Write out the records word for word, with no pictures.

----

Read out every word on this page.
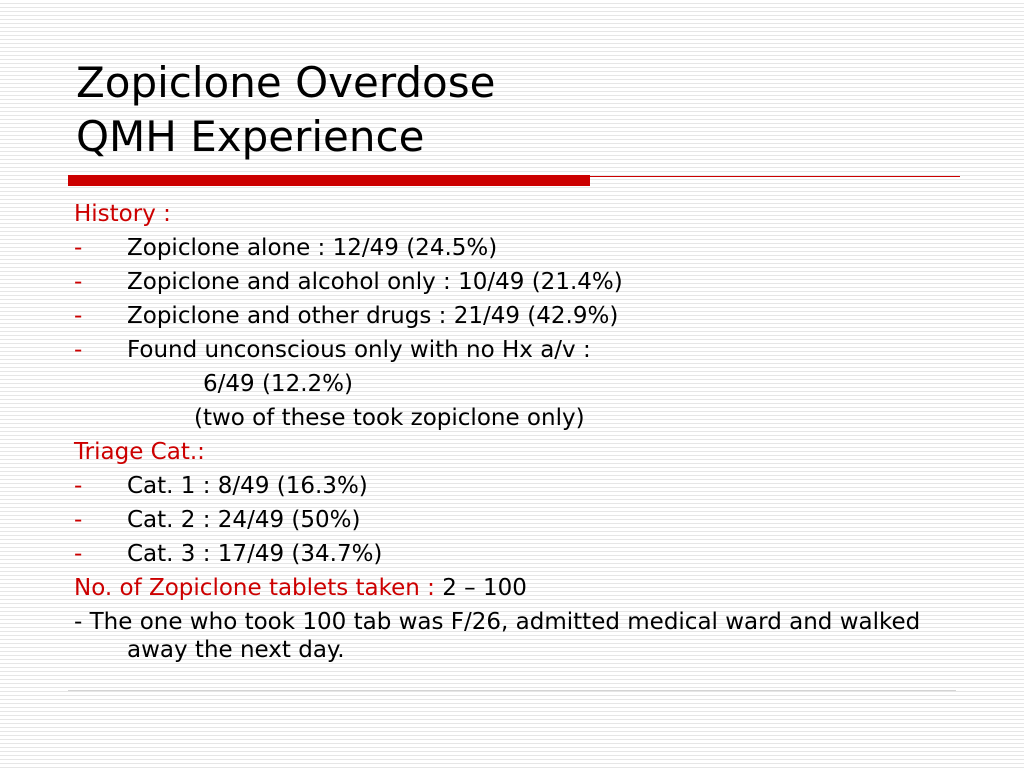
Zopiclone Overdose
QMH Experience
History :
-	Zopiclone alone : 12/49 (24.5%)
-	Zopiclone and alcohol only : 10/49 (21.4%)
-	Zopiclone and other drugs : 21/49 (42.9%)
-	Found unconscious only with no Hx a/v :
6/49 (12.2%)
(two of these took zopiclone only)
Triage Cat.:
-	Cat. 1 : 8/49 (16.3%)
-	Cat. 2 : 24/49 (50%)
-	Cat. 3 : 17/49 (34.7%)
No. of Zopiclone tablets taken : 2 – 100
- The one who took 100 tab was F/26, admitted medical ward and walked away the next day.
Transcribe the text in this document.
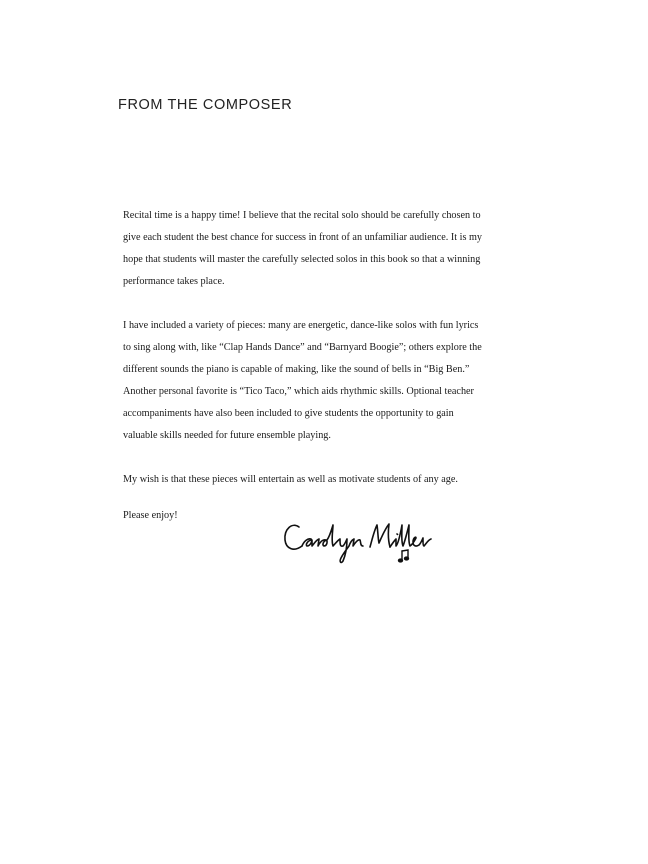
FROM THE COMPOSER

Recital time is a happy time! I believe that the recital solo should be carefully chosen to
give each student the best chance for success in front of an unfamiliar audience. It is my
hope that students will master the carefully selected solos in this book so that a winning
performance takes place.

I have included a variety of pieces: many are energetic, dance-like solos with fun lyrics
to sing along with, like “Clap Hands Dance” and “Barnyard Boogie”; others explore the
different sounds the piano is capable of making, like the sound of bells in “Big Ben.”
Another personal favorite is “Tico Taco,” which aids rhythmic skills. Optional teacher
accompaniments have also been included to give students the opportunity to gain
valuable skills needed for future ensemble playing.

My wish is that these pieces will entertain as well as motivate students of any age.

Please enjoy!
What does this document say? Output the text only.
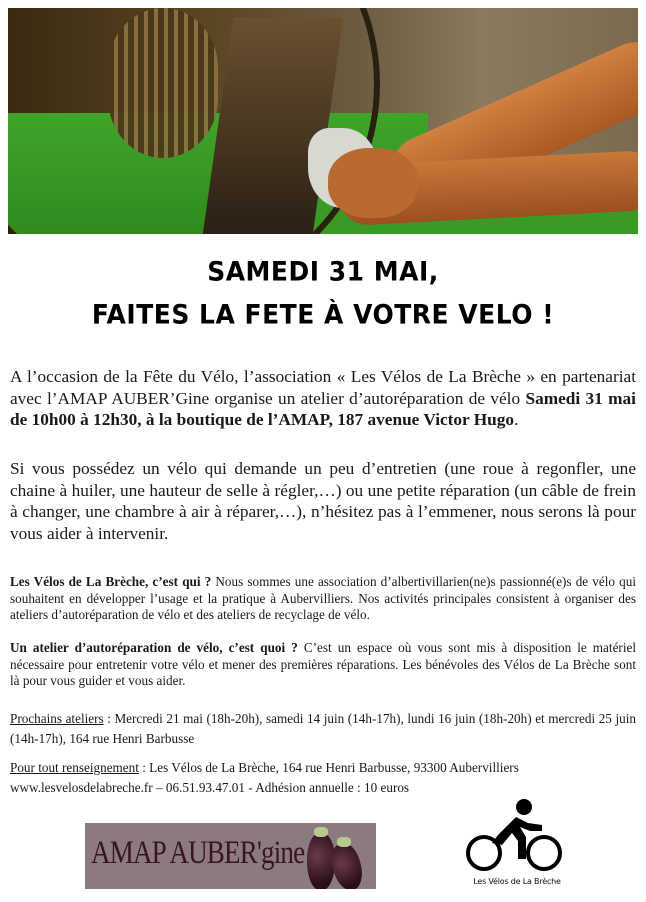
SAMEDI 31 MAI,
FAITES LA FETE À VOTRE VELO !
A l’occasion de la Fête du Vélo, l’association « Les Vélos de La Brèche » en partenariat avec l’AMAP AUBER’Gine organise un atelier d’autoréparation de vélo Samedi 31 mai de 10h00 à 12h30, à la boutique de l’AMAP, 187 avenue Victor Hugo.
Si vous possédez un vélo qui demande un peu d’entretien (une roue à regonfler, une chaine à huiler, une hauteur de selle à régler,…) ou une petite réparation (un câble de frein à changer, une chambre à air à réparer,…), n’hésitez pas à l’emmener, nous serons là pour vous aider à intervenir.
Les Vélos de La Brèche, c’est qui ? Nous sommes une association d’albertivillarien(ne)s passionné(e)s de vélo qui souhaitent en développer l’usage et la pratique à Aubervilliers. Nos activités principales consistent à organiser des ateliers d’autoréparation de vélo et des ateliers de recyclage de vélo.
Un atelier d’autoréparation de vélo, c’est quoi ? C’est un espace où vous sont mis à disposition le matériel nécessaire pour entretenir votre vélo et mener des premières réparations. Les bénévoles des Vélos de La Brèche sont là pour vous guider et vous aider.
Prochains ateliers : Mercredi 21 mai (18h-20h), samedi 14 juin (14h-17h), lundi 16 juin (18h-20h) et mercredi 25 juin (14h-17h), 164 rue Henri Barbusse
Pour tout renseignement : Les Vélos de La Brèche, 164 rue Henri Barbusse, 93300 Aubervilliers
www.lesvelosdelabreche.fr – 06.51.93.47.01 - Adhésion annuelle : 10 euros
AMAP AUBER'gine
Les Vélos de La Brèche
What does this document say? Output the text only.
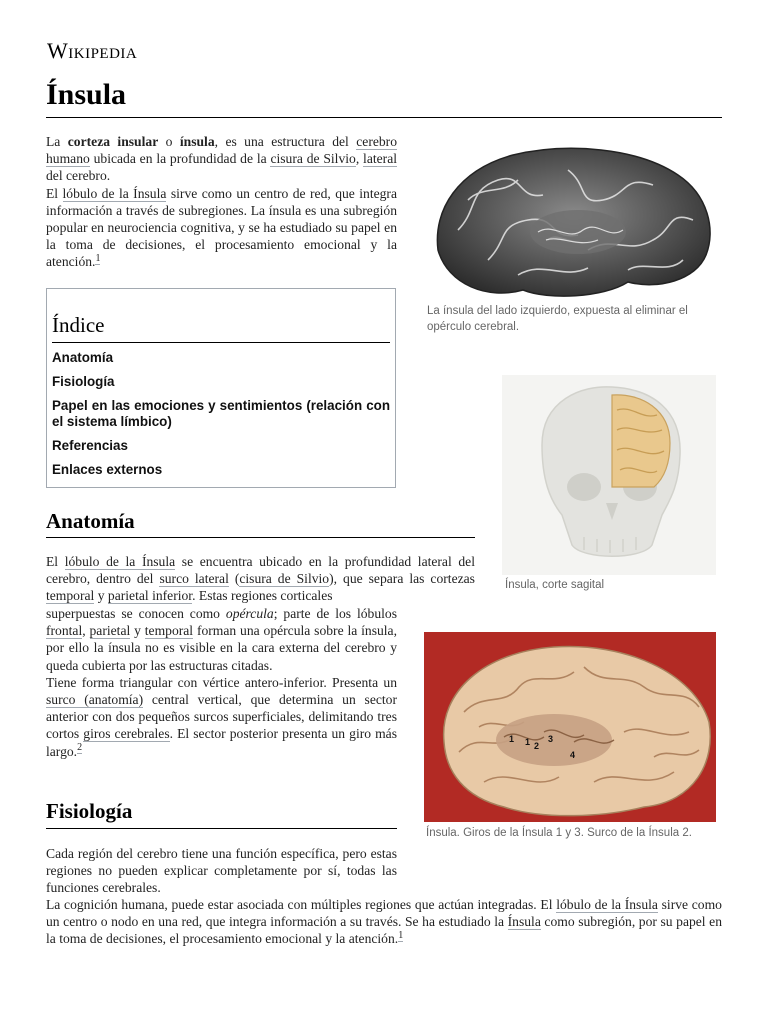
Wikipedia
Ínsula

La corteza insular o ínsula, es una estructura del cerebro humano ubicada en la profundidad de la cisura de Silvio, lateral del cerebro.

El lóbulo de la Ínsula sirve como un centro de red, que integra información a través de subregiones. La ínsula es una subregión popular en neurociencia cognitiva, y se ha estudiado su papel en la toma de decisiones, el procesamiento emocional y la atención.$^1$

La ínsula del lado izquierdo, expuesta al eliminar el opérculo cerebral.
Índice
Anatomía
Fisiología
Papel en las emociones y sentimientos (relación con el sistema límbico)
Referencias
Enlaces externos
Ínsula, corte sagital
Anatomía

El lóbulo de la Ínsula se encuentra ubicado en la profundidad lateral del cerebro, dentro del surco lateral (cisura de Silvio), que separa las cortezas temporal y parietal inferior. Estas regiones corticales

superpuestas se conocen como opércula; parte de los lóbulos frontal, parietal y temporal forman una opércula sobre la ínsula, por ello la ínsula no es visible en la cara externa del cerebro y queda cubierta por las estructuras citadas.

Tiene forma triangular con vértice antero-inferior. Presenta un surco (anatomía) central vertical, que determina un sector anterior con dos pequeños surcos superficiales, delimitando tres cortos giros cerebrales. El sector posterior presenta un giro más largo.$^2$

1 1 2
3
4
Ínsula. Giros de la Ínsula 1 y 3. Surco de la Ínsula 2.
Fisiología

Cada región del cerebro tiene una función específica, pero estas regiones no pueden explicar completamente por sí, todas las funciones cerebrales.

La cognición humana, puede estar asociada con múltiples regiones que actúan integradas. El lóbulo de la Ínsula sirve como un centro o nodo en una red, que integra información a su través. Se ha estudiado la Ínsula como subregión, por su papel en la toma de decisiones, el procesamiento emocional y la atención.$^1$
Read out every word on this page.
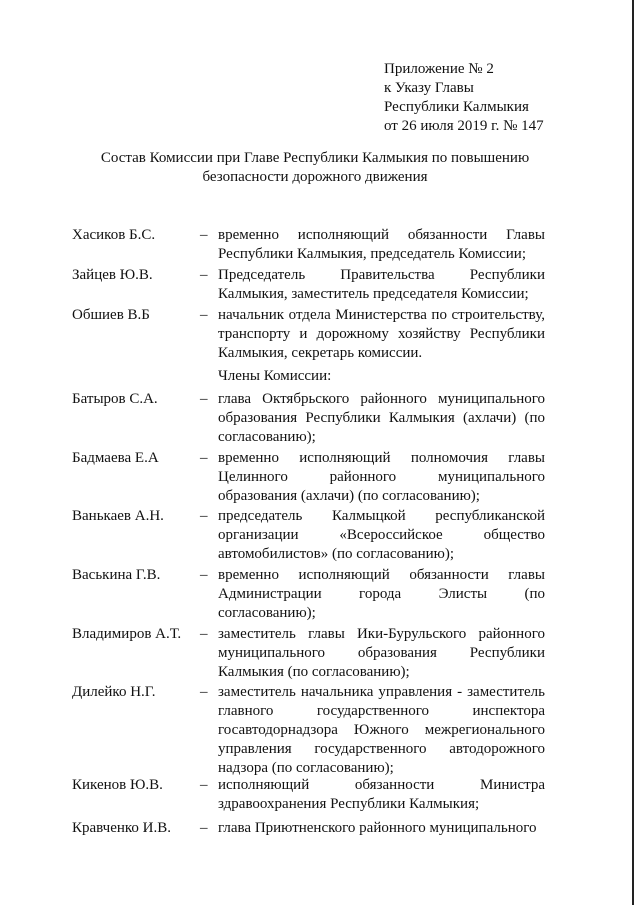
Приложение № 2
к Указу Главы
Республики Калмыкия
от 26 июля 2019 г. № 147
Состав Комиссии при Главе Республики Калмыкия по повышению безопасности дорожного движения
Хасиков Б.С.	– временно исполняющий обязанности Главы Республики Калмыкия, председатель Комиссии;
Зайцев Ю.В.	– Председатель Правительства Республики Калмыкия, заместитель председателя Комиссии;
Обшиев В.Б	– начальник отдела Министерства по строительству, транспорту и дорожному хозяйству Республики Калмыкия, секретарь комиссии.
Члены Комиссии:
Батыров С.А.	– глава Октябрьского районного муниципального образования Республики Калмыкия (ахлачи) (по согласованию);
Бадмаева Е.А	– временно исполняющий полномочия главы Целинного районного муниципального образования (ахлачи) (по согласованию);
Ванькаев А.Н. – председатель Калмыцкой республиканской организации «Всероссийское общество автомобилистов» (по согласованию);
Васькина Г.В.	– временно исполняющий обязанности главы Администрации города Элисты (по согласованию);
Владимиров А.Т. – заместитель главы Ики-Бурульского районного муниципального образования Республики Калмыкия (по согласованию);
Дилейко Н.Г.	– заместитель начальника управления - заместитель главного государственного инспектора госавтодорнадзора Южного межрегионального управления государственного автодорожного надзора (по согласованию);
Кикенов Ю.В. – исполняющий обязанности Министра здравоохранения Республики Калмыкия;
Кравченко И.В. – глава Приютненского районного муниципального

----

Task response:
Read out every word on this page.
Zopiclone Overdose
QMH Experience
History :
-	Zopiclone alone : 12/49 (24.5%)
-	Zopiclone and alcohol only : 10/49 (21.4%)
-	Zopiclone and other drugs : 21/49 (42.9%)
-	Found unconscious only with no Hx a/v :
6/49 (12.2%)
(two of these took zopiclone only)
Triage Cat.:
-	Cat. 1 : 8/49 (16.3%)
-	Cat. 2 : 24/49 (50%)
-	Cat. 3 : 17/49 (34.7%)
No. of Zopiclone tablets taken : 2 – 100
- The one who took 100 tab was F/26, admitted medical ward and walked away the next day.
Transcribe the text in this document.
FROM THE COMPOSER

Recital time is a happy time! I believe that the recital solo should be carefully chosen to
give each student the best chance for success in front of an unfamiliar audience. It is my
hope that students will master the carefully selected solos in this book so that a winning
performance takes place.

I have included a variety of pieces: many are energetic, dance-like solos with fun lyrics
to sing along with, like “Clap Hands Dance” and “Barnyard Boogie”; others explore the
different sounds the piano is capable of making, like the sound of bells in “Big Ben.”
Another personal favorite is “Tico Taco,” which aids rhythmic skills. Optional teacher
accompaniments have also been included to give students the opportunity to gain
valuable skills needed for future ensemble playing.

My wish is that these pieces will entertain as well as motivate students of any age.

Please enjoy!
What does this document say? Output the text only.
SAMEDI 31 MAI,
FAITES LA FETE À VOTRE VELO !
A l’occasion de la Fête du Vélo, l’association « Les Vélos de La Brèche » en partenariat avec l’AMAP AUBER’Gine organise un atelier d’autoréparation de vélo Samedi 31 mai de 10h00 à 12h30, à la boutique de l’AMAP, 187 avenue Victor Hugo.
Si vous possédez un vélo qui demande un peu d’entretien (une roue à regonfler, une chaine à huiler, une hauteur de selle à régler,…) ou une petite réparation (un câble de frein à changer, une chambre à air à réparer,…), n’hésitez pas à l’emmener, nous serons là pour vous aider à intervenir.
Les Vélos de La Brèche, c’est qui ? Nous sommes une association d’albertivillarien(ne)s passionné(e)s de vélo qui souhaitent en développer l’usage et la pratique à Aubervilliers. Nos activités principales consistent à organiser des ateliers d’autoréparation de vélo et des ateliers de recyclage de vélo.
Un atelier d’autoréparation de vélo, c’est quoi ? C’est un espace où vous sont mis à disposition le matériel nécessaire pour entretenir votre vélo et mener des premières réparations. Les bénévoles des Vélos de La Brèche sont là pour vous guider et vous aider.
Prochains ateliers : Mercredi 21 mai (18h-20h), samedi 14 juin (14h-17h), lundi 16 juin (18h-20h) et mercredi 25 juin (14h-17h), 164 rue Henri Barbusse
Pour tout renseignement : Les Vélos de La Brèche, 164 rue Henri Barbusse, 93300 Aubervilliers
www.lesvelosdelabreche.fr – 06.51.93.47.01 - Adhésion annuelle : 10 euros
AMAP AUBER'gine
Les Vélos de La Brèche
What does this document say? Output the text only.
Wikipedia
Ínsula

La corteza insular o ínsula, es una estructura del cerebro humano ubicada en la profundidad de la cisura de Silvio, lateral del cerebro.

El lóbulo de la Ínsula sirve como un centro de red, que integra información a través de subregiones. La ínsula es una subregión popular en neurociencia cognitiva, y se ha estudiado su papel en la toma de decisiones, el procesamiento emocional y la atención.$^1$

La ínsula del lado izquierdo, expuesta al eliminar el opérculo cerebral.
Índice
Anatomía
Fisiología
Papel en las emociones y sentimientos (relación con el sistema límbico)
Referencias
Enlaces externos
Ínsula, corte sagital
Anatomía

El lóbulo de la Ínsula se encuentra ubicado en la profundidad lateral del cerebro, dentro del surco lateral (cisura de Silvio), que separa las cortezas temporal y parietal inferior. Estas regiones corticales

superpuestas se conocen como opércula; parte de los lóbulos frontal, parietal y temporal forman una opércula sobre la ínsula, por ello la ínsula no es visible en la cara externa del cerebro y queda cubierta por las estructuras citadas.

Tiene forma triangular con vértice antero-inferior. Presenta un surco (anatomía) central vertical, que determina un sector anterior con dos pequeños surcos superficiales, delimitando tres cortos giros cerebrales. El sector posterior presenta un giro más largo.$^2$

1 1 2
3
4
Ínsula. Giros de la Ínsula 1 y 3. Surco de la Ínsula 2.
Fisiología

Cada región del cerebro tiene una función específica, pero estas regiones no pueden explicar completamente por sí, todas las funciones cerebrales.

La cognición humana, puede estar asociada con múltiples regiones que actúan integradas. El lóbulo de la Ínsula sirve como un centro o nodo en una red, que integra información a su través. Se ha estudiado la Ínsula como subregión, por su papel en la toma de decisiones, el procesamiento emocional y la atención.$^1$
Read out every word on this page.
Приложение № 2
к Указу Главы
Республики Калмыкия
от 26 июля 2019 г. № 147
Состав Комиссии при Главе Республики Калмыкия по повышению безопасности дорожного движения
Хасиков Б.С.	– временно исполняющий обязанности Главы Республики Калмыкия, председатель Комиссии;
Зайцев Ю.В.	– Председатель Правительства Республики Калмыкия, заместитель председателя Комиссии;
Обшиев В.Б	– начальник отдела Министерства по строительству, транспорту и дорожному хозяйству Республики Калмыкия, секретарь комиссии.
Члены Комиссии:
Батыров С.А.	– глава Октябрьского районного муниципального образования Республики Калмыкия (ахлачи) (по согласованию);
Бадмаева Е.А	– временно исполняющий полномочия главы Целинного районного муниципального образования (ахлачи) (по согласованию);
Ванькаев А.Н. – председатель Калмыцкой республиканской организации «Всероссийское общество автомобилистов» (по согласованию);
Васькина Г.В.	– временно исполняющий обязанности главы Администрации города Элисты (по согласованию);
Владимиров А.Т. – заместитель главы Ики-Бурульского районного муниципального образования Республики Калмыкия (по согласованию);
Дилейко Н.Г.	– заместитель начальника управления - заместитель главного государственного инспектора госавтодорнадзора Южного межрегионального управления государственного автодорожного надзора (по согласованию);
Кикенов Ю.В. – исполняющий обязанности Министра здравоохранения Республики Калмыкия;
Кравченко И.В. – глава Приютненского районного муниципального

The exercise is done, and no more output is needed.